SELECTED EXCERPT
------------------------------------------------
The CDC has confirmed that 69 people, ages 2 to 67, are linked to an E. coli O157:H7 outbreak linked to the consumption of refrigerated Nestle Toll House Cookie Dough. The links are both the food histories as well as the discovery of the outbreak strain of the E. coli O157:H7 bacteria. Nestle has recalled the product and the Centers for Disease Control and Prevention (CDC) and the Food and Drug Administration (FDA) continue to investigate both illnesses and the cause of the contamination. It is presumed that environmental samples are being tested from the Nestle manufacturing facility as well as recalled cookie dough. To date no non-human samples have tested positive for E. coli O157:H7. However, in most outbreaks (excluding some recent successes in the Dole 2006 E. coli O157:H7 outbreak and the Peanut Corporation of America Salmonella outbreak) the likely offending product (even left-over’s) and the plant that made it, do not produce positive samples.
In addition to interviewing sickened individuals about potential exposures to E. coli O157:H7, the CDC has conducted further scientific tests to determine the link between all sick individuals and the consumption of Nestle Toll House Cookie Dough.
Pulsed-field gel electrophoresis (PFGE), also referred to as “genetic fingerprinting,” is a process used in molecular microbiology to compare E. coli O157:H7 isolates to determine if the strains are distinguishable. In 1993 public health investigators successfully used PFGE analysis to distinguish patients who acquired E. coli O157:H7 after eating contaminated hamburgers from persons infected with E. coli O157:H7 from other sources. The CDC has established PFGE as the molecular test of choice used by public health laboratories for genetic typing of E. coli O157:H7 and other pathogenic bacteria. To date, the 69 sickened individuals share the same “genetic fingerprint” of the E. coli O157:H7 bacteria found in their stool cultures.
Perhaps because cookie dough is a product that has not been linked to E. coli O157:H7 in the past, and because the “genetic fingerprint” found in this outbreak has been seen since 2005, the CDC employed additional scientific testing to assure consumers and Nestle of the actual link between the product and the illnesses.
Other genetic testing methods have been developed, including Multiple-Locus Variable-Number Tandem Repeat Analysis (MLVA). This test has proven to be highly reproducible and portable, features especially important in outbreak investigations. MLVA is a polymerase chain reaction (PCR) based technique used to target tandem repeats, which are areas of the bacterial genome that evolve rapidly. Thus far the CDC has linked 46 of the 69 people by MLVA as well as PFGE. These results, along with the common ingestion of Nestle Toll House Cookie Dough accounted for the recall of the product. Studies have shown that PFGE and MLVA results are well correlated. Evaluating MLVA results in tandem with PFGE results in an outbreak situation allows investigators to further delineate outbreak related illnesses to non-outbreak cases. This has proven to be valuable when the outbreak strain is one that is detected frequently and assumed to have many sources.
------------------------------------------------
TASK BRIEF
In the text on the E. coli outbreak tied to Nestle Toll House Cookie Dough, how many of the 69 sickened people has the CDC linked by MLVA as well as PFGE?
------------------------------------------------
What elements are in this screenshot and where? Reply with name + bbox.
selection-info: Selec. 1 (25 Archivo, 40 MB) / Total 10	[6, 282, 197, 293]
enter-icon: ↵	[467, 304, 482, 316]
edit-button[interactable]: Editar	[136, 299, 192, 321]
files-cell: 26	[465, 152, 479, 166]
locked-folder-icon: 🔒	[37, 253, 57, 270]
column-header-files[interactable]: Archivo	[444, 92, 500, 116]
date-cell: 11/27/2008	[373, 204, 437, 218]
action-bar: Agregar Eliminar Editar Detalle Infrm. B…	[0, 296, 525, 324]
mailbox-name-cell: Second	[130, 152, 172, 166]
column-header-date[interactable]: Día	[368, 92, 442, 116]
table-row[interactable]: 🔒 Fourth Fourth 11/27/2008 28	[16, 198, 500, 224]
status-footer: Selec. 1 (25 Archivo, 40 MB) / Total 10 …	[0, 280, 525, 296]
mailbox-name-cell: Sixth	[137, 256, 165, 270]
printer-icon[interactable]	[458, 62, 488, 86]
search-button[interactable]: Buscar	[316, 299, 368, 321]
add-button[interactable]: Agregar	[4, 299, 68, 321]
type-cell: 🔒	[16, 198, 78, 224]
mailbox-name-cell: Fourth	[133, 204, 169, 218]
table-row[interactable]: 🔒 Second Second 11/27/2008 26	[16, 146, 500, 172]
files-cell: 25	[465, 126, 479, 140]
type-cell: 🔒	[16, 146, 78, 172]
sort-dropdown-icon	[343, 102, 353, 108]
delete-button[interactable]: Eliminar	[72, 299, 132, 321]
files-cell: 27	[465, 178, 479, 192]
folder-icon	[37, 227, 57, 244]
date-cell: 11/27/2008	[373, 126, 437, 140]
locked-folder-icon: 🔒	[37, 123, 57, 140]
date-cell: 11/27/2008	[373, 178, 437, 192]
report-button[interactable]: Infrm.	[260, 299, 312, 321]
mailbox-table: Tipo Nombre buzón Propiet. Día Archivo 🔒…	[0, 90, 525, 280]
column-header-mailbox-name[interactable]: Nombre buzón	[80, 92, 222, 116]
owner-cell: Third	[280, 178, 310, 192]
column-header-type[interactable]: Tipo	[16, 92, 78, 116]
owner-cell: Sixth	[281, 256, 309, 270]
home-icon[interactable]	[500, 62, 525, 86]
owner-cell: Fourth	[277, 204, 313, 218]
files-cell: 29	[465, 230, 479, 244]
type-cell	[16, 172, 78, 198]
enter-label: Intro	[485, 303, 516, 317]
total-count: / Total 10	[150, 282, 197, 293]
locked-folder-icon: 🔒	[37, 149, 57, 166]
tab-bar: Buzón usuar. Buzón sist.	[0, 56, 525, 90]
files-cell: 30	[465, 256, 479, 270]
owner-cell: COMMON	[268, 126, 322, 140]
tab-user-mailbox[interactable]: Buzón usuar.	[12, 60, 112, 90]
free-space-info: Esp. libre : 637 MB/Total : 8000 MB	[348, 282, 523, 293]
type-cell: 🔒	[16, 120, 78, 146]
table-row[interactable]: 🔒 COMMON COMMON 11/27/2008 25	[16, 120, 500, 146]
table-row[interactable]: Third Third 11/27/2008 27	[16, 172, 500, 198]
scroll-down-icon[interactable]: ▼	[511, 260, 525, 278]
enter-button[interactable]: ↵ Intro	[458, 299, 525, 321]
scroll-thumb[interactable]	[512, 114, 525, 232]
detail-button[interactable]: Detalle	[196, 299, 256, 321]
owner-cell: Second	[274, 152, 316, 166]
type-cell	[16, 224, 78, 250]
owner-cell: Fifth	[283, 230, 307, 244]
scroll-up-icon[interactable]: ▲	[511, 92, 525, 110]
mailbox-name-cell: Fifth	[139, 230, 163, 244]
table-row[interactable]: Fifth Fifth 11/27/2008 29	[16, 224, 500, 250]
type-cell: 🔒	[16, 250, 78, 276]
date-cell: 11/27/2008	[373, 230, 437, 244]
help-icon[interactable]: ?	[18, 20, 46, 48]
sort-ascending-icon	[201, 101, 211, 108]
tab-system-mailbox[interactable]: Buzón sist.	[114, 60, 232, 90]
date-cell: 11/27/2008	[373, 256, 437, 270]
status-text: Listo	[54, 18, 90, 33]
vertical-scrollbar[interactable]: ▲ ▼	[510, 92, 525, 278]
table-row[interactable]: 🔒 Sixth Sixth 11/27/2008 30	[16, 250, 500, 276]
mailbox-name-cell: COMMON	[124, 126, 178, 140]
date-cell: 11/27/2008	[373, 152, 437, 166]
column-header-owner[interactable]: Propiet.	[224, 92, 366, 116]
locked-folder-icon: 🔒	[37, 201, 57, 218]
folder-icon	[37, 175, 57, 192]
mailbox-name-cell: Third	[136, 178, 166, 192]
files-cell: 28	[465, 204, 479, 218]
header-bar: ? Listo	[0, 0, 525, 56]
------------------------------------------------
RESULT OF THE EXERCISE
46 of the 69 people.